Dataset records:
* * * * *
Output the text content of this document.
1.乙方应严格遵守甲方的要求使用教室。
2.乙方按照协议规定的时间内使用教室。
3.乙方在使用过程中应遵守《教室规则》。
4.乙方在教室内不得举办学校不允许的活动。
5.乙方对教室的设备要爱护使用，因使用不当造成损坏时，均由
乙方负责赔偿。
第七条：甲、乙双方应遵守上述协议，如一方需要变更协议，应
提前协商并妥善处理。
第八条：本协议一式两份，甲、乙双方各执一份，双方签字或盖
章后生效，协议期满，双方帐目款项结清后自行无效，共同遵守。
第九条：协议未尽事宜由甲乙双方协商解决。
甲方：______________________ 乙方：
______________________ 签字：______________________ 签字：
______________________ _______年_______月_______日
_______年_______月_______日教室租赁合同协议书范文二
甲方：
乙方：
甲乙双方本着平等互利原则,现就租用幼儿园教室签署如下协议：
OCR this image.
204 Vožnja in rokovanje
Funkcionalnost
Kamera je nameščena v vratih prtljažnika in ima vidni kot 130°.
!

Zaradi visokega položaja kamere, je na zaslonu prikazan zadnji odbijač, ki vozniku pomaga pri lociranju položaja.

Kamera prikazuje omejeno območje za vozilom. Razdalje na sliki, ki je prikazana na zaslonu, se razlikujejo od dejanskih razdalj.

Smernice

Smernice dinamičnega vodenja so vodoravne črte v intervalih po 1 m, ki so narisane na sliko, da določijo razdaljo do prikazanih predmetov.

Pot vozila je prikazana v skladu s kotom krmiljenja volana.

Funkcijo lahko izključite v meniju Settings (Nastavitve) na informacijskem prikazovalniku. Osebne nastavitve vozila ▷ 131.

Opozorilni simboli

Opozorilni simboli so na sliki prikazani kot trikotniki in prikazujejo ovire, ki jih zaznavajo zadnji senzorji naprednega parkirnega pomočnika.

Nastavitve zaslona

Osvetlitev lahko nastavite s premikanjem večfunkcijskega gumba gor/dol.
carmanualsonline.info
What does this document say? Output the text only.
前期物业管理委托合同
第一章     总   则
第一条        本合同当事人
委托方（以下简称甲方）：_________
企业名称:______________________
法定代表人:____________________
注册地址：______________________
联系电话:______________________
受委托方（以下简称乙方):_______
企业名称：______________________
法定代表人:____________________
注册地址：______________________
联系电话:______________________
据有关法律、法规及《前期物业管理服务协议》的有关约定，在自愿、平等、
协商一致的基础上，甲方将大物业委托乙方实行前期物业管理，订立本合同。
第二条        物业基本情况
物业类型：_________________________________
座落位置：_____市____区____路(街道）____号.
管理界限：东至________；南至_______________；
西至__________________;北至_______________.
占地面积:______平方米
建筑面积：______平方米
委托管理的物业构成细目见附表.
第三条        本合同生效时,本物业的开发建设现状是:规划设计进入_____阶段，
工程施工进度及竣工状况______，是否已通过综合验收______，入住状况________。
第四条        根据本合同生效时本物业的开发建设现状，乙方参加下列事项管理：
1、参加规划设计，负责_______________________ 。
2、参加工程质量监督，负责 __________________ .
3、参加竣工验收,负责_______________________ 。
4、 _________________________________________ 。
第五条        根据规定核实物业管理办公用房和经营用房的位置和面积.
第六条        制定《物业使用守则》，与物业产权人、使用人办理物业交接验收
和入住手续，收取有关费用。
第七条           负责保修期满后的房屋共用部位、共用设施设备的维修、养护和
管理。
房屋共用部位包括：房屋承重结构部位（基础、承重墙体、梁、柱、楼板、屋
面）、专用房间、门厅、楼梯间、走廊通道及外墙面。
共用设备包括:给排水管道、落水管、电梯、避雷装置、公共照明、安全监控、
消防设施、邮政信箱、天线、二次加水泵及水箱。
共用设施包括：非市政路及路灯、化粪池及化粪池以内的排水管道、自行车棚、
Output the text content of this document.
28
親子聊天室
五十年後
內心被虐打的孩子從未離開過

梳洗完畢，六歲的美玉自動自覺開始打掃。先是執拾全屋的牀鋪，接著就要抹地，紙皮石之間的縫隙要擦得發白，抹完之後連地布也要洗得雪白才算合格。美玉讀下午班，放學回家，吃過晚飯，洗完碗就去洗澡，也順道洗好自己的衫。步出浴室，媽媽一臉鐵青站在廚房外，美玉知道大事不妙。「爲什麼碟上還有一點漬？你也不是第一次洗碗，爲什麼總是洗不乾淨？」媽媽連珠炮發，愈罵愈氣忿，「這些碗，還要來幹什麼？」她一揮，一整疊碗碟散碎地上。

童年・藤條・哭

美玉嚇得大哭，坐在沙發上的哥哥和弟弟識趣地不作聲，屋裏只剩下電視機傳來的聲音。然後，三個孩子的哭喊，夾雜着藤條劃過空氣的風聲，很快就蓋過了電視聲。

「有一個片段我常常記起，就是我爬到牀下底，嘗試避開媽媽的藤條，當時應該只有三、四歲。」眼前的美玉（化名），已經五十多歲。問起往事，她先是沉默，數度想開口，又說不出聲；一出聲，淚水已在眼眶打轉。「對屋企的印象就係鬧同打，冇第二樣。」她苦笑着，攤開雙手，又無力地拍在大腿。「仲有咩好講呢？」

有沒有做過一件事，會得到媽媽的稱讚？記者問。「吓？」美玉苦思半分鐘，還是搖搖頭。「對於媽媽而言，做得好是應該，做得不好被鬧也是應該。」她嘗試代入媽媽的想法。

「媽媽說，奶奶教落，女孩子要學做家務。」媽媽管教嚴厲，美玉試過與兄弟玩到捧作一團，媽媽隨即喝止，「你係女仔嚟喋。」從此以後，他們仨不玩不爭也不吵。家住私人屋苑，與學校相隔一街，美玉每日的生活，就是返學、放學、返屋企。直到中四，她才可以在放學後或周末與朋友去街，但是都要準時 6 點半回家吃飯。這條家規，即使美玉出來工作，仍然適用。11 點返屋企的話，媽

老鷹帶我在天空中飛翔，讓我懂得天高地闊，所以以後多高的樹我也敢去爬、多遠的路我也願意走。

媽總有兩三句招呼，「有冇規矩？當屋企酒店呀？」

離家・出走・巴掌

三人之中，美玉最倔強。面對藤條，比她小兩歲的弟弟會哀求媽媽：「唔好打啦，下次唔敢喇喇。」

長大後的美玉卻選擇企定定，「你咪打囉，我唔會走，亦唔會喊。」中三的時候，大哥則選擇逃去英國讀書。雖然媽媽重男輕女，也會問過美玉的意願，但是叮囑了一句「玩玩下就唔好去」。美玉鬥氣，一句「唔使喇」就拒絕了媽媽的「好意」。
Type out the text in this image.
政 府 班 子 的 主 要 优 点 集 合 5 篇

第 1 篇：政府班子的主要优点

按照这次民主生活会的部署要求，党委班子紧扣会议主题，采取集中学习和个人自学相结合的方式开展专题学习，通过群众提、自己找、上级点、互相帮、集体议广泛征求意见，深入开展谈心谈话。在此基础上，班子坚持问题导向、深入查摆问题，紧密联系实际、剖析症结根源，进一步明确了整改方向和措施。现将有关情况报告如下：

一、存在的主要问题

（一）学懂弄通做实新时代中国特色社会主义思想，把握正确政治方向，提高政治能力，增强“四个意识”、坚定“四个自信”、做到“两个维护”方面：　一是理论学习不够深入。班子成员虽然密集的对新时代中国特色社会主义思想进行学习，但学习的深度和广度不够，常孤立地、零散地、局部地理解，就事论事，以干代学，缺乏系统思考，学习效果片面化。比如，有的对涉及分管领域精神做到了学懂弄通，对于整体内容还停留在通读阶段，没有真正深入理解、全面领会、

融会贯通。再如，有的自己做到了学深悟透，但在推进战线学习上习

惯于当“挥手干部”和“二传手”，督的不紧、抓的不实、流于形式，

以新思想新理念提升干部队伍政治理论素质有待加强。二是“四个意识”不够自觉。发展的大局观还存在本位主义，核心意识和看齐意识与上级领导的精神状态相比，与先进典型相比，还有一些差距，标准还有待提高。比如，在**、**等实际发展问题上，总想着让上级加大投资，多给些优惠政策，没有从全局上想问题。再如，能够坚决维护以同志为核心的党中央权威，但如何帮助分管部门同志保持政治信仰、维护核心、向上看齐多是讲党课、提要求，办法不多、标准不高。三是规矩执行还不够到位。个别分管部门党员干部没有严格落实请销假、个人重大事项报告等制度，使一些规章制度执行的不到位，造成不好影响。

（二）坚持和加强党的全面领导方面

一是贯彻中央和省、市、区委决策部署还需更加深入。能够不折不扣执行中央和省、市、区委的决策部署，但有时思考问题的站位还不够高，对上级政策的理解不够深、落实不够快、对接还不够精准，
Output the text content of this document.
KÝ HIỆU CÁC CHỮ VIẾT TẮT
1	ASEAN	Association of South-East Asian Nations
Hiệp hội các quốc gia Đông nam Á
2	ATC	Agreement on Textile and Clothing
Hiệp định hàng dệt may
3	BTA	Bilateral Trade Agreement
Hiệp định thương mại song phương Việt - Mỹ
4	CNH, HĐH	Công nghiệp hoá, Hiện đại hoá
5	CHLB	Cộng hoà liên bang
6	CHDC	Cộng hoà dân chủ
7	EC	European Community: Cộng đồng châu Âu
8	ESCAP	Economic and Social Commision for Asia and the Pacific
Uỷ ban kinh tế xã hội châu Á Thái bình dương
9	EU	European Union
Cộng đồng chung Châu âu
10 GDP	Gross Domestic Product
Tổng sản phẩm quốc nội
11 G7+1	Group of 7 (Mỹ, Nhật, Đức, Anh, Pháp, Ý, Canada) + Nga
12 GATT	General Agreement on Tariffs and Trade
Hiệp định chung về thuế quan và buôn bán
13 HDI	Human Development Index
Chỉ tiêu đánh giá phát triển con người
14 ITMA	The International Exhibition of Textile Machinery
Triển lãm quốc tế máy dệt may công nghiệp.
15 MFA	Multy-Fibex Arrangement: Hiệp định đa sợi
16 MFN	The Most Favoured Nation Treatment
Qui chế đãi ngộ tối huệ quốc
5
* * * * *
Write only the number of lines that include "zadnji".

2